• [Provided records]

⟨

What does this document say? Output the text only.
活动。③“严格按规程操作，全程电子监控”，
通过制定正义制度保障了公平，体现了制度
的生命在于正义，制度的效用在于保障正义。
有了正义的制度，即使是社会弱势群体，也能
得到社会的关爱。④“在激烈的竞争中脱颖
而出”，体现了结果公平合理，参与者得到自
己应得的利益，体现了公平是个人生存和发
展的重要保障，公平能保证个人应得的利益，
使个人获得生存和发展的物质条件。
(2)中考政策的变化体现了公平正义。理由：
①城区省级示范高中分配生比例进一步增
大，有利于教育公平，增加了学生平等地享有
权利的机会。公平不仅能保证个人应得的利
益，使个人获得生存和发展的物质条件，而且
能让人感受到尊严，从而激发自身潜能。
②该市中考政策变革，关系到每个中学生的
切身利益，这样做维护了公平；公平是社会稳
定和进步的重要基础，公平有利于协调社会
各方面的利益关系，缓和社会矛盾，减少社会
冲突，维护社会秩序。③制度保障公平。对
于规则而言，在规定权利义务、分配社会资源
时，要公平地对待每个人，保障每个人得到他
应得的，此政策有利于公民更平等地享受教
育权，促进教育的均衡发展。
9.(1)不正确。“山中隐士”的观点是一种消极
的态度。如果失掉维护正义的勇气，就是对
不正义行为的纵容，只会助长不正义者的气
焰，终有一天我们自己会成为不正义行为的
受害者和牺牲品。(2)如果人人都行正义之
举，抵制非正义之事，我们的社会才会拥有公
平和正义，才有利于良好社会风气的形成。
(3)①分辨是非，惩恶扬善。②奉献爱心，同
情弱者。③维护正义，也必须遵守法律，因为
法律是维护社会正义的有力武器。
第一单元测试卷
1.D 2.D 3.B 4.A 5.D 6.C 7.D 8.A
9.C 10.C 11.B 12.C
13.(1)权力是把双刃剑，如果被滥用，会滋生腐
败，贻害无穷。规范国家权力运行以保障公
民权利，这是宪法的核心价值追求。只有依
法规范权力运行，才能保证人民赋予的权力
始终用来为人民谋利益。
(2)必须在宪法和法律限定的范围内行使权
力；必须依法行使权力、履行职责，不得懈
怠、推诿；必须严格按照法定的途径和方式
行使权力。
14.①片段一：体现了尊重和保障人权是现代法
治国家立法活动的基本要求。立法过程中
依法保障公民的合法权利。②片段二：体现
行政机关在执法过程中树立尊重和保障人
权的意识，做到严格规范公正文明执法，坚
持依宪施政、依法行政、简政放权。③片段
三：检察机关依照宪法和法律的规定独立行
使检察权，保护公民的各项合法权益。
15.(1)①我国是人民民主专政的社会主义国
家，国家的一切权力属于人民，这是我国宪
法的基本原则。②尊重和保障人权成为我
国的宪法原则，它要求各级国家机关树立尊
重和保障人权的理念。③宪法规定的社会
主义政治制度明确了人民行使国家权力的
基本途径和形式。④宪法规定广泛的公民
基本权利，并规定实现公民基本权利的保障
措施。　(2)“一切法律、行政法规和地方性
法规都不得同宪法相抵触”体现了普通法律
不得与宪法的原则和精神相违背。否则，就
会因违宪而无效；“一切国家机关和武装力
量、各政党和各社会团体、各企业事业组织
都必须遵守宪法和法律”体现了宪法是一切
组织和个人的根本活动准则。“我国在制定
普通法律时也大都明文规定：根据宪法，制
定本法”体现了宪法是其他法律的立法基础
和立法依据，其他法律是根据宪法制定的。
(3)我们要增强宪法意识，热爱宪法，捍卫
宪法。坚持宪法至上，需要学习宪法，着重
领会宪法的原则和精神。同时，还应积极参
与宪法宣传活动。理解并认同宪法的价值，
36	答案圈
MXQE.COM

⟩

• [Your instructions]
Check each line of the entries above for the word "使个人获得生存和发展的物质条件". List the ones that have it.

• [Answer to this task]
使个人获得生存和发展的物质条件。
益，使个人获得生存和发展的物质条件，而且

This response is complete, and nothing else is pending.